_ЗАДАНИЯ_
1. Перепишите из отрывка о скульптурах всё, начиная с «Во-первых, они повторяют» и ниже, вплоть до «Бэггинсы в Шире.».
2. Изложите отрывок о скульптурах в двух предложениях.

_ПРЕДЛОЖЕННЫЙ ОТРЫВОК_
=====

Этот Икар — небольшой, и да, выглядит так, будто хочет обнять весь мир и одновременно взлететь. Подозреваю, что именно эта модель выиграла конкурс на оформление пространства у Партийного дома; но выяснять, так это или нет — не хочу. Для меня как для зрителя история закольцовывается двумя Икарами. Один — преодолевает земное притяжение, испытание временем — и прорывается на свободу. Другой — радостно взлетает.

И начинается совершенно другая история: о пути человека в изменившемся мире.
Время «всех» — осмыслено и прожито. Начинается время «каждого».

Скульптура «Начало» мастера Живко Дончева — это идея первичного взрыва. И в ней снова действует человек! Казалось бы, что ему там делать — миллионы миллионов лет отделяют хомо сапиенса сапиенса от Большого взрыва. Но скульптор рассказывает об идее через того, кто её двигает — и это позволяет нам мысленно войти в точку, откуда начинается всё. Буквально всё.

Когда в декабре мой личный год прокручивался в самую нижнюю точку, я приходила в садик Севастополь и смотрела на этого дядьку. И представляла себе себя на его месте. Иногда удавалось только почувствовать себя тяжёлой и бронзовой — не самая сложная задача для для декабря. А иногда — удавалось поймать вот этот порыв, драйв, предощущение – «сейчас!» – как бывает, когда в голове возникает классная идея.

Девчонки в садике тоже есть.
К компании Преодолевающих Мужчин в 2005 году присоединилась Девушка-Победительница («Диана — богиня охоты», созданная софиянцем Момчилом Мирчевым), а в 2017 году — Девушка, Следующая За Ветром («Полёт» Христо Христова).

«Полёт» — условная фигура, никакого портретоподобия; так изображали людей за восемь с половиной тысяч лет до нас, что с радостью покажет любой из болгарских исторических музеев.
Художники здесь работают тысячелетиями, мн.ч.

«Диана» — антропоморфна, зверь у её ног – рисунок металлом по воздуху, линии в пустоте, «воображенье дорисует остальное».

Этот зал Поднебесной галереи Варны постоянно пополняется на радость тем, кто может часами рассказывать о современном искусстве. В частности, в 2019 году в нём появился «Прибой».

У варненцев интересные отношения с морем.
Во-первых, они повторяют за Хэмингуэем: всё, что не у моря — далёкая провинция.
Во-вторых, современные болгары в принципе — сухопутный народ; они гордятся своими моряками, любят своих рыбаков, но в целом предпочитают растить еду из земли, а не ловить ветер парусами. Моряки в коллективном сознании немного герои, немного безумцы; Бэггинсы в Шире.

=====

[Строки данных]

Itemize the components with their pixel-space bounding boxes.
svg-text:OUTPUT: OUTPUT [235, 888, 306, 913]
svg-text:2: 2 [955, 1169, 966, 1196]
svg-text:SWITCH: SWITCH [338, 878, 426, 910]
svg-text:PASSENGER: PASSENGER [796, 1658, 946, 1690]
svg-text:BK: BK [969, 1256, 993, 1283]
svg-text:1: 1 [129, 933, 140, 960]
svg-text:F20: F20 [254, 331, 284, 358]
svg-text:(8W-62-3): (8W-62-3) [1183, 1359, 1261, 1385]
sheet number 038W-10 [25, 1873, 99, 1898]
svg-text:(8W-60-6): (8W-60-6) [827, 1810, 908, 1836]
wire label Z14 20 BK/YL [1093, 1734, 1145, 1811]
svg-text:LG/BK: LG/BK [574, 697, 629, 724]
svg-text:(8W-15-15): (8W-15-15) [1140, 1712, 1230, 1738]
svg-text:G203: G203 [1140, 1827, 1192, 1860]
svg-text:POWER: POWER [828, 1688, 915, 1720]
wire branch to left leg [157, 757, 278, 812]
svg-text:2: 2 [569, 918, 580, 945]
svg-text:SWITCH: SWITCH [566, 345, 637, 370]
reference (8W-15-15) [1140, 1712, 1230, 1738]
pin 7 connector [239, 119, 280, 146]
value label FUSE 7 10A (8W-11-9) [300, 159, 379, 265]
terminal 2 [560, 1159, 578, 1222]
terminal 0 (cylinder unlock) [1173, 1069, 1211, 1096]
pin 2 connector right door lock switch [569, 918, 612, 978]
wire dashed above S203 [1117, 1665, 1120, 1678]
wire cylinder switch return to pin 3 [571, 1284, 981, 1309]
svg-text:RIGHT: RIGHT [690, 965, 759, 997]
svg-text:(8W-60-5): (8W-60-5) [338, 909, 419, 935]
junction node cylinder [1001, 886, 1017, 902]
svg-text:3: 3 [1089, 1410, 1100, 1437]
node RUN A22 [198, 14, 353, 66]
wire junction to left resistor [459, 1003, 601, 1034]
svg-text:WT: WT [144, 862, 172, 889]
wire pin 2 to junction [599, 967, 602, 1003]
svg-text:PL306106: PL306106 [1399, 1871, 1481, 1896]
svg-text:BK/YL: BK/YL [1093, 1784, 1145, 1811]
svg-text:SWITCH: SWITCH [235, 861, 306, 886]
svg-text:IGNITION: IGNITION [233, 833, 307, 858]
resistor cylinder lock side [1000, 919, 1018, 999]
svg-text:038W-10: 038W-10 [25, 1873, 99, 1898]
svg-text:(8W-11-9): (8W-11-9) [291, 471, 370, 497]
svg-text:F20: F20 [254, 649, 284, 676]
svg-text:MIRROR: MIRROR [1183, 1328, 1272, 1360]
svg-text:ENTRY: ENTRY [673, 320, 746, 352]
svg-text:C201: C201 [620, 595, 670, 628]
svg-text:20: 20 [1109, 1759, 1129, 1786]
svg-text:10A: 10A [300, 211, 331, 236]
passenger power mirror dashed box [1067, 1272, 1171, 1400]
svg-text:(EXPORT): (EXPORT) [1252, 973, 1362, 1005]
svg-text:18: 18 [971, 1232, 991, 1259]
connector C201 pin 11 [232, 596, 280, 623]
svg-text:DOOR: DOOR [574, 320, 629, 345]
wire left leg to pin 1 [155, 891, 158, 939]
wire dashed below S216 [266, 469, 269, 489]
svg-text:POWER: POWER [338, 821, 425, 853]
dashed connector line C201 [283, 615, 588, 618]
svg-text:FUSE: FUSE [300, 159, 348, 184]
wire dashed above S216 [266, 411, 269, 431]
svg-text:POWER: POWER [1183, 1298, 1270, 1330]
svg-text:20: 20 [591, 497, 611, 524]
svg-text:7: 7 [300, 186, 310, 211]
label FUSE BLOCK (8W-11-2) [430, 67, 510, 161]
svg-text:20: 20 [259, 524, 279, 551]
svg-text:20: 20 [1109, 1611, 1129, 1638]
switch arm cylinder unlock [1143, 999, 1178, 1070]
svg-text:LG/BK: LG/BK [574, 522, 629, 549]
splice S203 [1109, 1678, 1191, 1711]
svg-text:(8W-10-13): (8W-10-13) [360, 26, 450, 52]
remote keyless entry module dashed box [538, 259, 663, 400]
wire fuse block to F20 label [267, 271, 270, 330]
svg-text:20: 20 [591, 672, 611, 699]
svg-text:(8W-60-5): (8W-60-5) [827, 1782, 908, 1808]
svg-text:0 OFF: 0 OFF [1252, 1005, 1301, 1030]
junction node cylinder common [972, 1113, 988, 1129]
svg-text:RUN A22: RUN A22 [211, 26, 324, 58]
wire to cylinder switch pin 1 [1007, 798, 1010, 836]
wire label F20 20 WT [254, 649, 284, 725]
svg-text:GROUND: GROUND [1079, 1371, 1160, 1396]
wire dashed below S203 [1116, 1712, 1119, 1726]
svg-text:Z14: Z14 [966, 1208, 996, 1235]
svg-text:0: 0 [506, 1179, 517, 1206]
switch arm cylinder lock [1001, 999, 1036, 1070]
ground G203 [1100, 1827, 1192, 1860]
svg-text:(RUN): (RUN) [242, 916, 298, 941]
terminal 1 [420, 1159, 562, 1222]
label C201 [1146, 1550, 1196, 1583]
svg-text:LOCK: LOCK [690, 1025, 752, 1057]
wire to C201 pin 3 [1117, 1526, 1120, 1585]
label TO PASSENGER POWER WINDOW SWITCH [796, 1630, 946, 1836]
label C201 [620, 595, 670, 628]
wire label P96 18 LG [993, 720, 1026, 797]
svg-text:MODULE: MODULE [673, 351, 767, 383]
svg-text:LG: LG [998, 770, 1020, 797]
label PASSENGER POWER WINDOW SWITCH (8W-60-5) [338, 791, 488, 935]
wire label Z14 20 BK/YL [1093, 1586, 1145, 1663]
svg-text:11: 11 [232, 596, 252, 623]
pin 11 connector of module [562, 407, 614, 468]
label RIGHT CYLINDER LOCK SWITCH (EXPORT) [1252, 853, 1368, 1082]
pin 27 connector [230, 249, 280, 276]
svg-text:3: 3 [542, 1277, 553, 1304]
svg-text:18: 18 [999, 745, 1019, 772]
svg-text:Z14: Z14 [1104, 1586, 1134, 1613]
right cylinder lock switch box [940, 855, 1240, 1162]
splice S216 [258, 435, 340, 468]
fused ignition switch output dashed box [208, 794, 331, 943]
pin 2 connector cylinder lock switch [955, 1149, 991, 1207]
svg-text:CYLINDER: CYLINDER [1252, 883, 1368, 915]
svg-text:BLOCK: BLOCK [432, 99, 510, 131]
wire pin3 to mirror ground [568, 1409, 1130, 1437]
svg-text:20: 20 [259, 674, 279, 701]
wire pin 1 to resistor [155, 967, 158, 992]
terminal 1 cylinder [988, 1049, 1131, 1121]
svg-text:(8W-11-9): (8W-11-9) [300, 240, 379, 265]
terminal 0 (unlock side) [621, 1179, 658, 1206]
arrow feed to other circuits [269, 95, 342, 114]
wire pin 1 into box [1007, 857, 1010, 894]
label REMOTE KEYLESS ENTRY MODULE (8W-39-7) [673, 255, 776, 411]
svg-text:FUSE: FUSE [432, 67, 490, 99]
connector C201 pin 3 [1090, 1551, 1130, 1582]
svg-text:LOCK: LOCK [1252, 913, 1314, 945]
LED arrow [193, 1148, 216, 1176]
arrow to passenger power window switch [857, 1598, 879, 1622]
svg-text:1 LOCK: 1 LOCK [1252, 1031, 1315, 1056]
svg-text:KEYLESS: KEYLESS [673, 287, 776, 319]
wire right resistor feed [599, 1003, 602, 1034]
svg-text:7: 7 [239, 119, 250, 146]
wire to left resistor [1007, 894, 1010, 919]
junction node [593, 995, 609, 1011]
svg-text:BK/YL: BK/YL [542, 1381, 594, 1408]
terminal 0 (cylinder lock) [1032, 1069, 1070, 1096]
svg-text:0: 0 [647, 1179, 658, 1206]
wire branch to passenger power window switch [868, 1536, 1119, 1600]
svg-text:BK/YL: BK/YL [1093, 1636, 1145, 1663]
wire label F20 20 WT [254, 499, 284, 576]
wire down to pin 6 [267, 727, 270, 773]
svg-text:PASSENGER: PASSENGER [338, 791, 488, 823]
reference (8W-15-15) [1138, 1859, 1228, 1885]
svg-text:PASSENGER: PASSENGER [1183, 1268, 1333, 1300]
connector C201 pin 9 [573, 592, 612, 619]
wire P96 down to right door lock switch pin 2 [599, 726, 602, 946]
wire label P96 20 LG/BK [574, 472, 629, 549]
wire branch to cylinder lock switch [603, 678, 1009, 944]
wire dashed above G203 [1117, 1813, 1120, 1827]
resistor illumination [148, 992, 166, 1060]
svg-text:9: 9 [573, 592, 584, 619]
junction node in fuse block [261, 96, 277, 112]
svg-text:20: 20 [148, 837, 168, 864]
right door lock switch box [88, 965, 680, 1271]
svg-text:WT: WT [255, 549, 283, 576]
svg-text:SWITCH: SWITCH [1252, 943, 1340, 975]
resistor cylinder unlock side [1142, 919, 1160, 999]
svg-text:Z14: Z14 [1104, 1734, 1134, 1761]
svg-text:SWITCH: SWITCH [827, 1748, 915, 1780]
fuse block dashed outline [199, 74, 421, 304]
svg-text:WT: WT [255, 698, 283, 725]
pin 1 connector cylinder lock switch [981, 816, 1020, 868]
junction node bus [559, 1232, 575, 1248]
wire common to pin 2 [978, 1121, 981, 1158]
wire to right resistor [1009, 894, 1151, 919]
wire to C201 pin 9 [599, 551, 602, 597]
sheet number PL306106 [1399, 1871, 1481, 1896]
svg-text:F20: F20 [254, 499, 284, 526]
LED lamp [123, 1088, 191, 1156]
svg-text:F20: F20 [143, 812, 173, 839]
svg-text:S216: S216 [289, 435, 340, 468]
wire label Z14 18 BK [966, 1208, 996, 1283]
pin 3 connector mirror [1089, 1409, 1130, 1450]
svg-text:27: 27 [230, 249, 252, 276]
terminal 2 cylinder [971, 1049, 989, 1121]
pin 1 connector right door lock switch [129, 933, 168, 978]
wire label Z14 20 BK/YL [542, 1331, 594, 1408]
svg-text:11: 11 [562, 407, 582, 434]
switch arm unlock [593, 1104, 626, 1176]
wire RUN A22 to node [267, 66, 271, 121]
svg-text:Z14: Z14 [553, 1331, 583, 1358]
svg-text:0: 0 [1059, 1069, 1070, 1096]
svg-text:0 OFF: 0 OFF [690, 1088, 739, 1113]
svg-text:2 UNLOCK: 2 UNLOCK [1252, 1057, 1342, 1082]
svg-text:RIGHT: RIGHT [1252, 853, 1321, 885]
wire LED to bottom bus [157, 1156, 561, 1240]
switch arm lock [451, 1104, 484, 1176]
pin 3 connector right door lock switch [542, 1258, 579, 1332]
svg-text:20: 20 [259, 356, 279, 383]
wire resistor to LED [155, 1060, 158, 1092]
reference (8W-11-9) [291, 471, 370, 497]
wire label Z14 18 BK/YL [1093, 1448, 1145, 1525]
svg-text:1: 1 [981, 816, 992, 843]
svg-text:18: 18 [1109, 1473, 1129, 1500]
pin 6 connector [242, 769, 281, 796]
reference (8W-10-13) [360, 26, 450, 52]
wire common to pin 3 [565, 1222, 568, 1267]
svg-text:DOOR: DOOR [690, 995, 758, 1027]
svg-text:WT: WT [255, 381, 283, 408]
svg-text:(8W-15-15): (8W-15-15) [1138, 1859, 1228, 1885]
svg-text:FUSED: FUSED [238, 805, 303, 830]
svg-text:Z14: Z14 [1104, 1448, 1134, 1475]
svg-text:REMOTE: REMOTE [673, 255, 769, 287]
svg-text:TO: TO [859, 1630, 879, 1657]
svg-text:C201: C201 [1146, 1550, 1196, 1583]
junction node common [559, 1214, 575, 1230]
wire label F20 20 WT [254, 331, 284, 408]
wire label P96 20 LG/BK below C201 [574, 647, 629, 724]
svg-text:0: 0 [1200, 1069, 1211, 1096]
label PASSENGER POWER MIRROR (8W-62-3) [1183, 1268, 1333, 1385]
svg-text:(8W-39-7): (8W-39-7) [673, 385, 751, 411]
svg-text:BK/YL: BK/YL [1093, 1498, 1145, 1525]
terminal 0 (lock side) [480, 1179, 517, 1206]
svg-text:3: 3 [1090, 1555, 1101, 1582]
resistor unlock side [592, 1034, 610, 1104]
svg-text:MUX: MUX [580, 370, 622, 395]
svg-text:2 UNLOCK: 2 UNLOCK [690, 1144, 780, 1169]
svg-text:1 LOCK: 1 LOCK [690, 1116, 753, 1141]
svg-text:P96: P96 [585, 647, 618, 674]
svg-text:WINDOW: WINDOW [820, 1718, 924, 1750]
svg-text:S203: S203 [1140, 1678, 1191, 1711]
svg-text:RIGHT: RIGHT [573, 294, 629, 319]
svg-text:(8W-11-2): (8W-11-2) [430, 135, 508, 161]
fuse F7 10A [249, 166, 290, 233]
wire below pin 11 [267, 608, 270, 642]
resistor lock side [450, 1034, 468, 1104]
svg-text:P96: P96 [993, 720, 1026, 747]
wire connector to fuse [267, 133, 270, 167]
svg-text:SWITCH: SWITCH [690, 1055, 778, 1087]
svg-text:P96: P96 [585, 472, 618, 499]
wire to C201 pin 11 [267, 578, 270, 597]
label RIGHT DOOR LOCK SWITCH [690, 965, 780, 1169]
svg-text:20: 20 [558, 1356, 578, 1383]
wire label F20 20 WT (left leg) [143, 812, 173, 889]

=====

_ОТВЕТЫ К ЗАДАНИЯМ_
1.
Во-первых, они повторяют за Хэмингуэем: всё, что не у моря — далёкая провинция.
Во-вторых, современные болгары в принципе — сухопутный народ; они гордятся своими моряками, любят своих рыбаков, но в целом предпочитают растить еду из земли, а не ловить ветер парусами. Моряки в коллективном сознании немного герои, немного безумцы; Бэггинсы в Шире.

2. В отрывке описаны два Икара и скульптура «Начало» Живко Дончева, которая передаёт идею первичного взрыва через фигуру человека. Также там описаны появившиеся в садике женские фигуры «Диана — богиня охоты» Момчила Мирчева (2005) и «Полёт» Христо Христова (2017), а в конце говорится об отношениях варненцев с морем: всё, что не у моря, они считают провинцией, хотя современные болгары в целом сухопутный народ.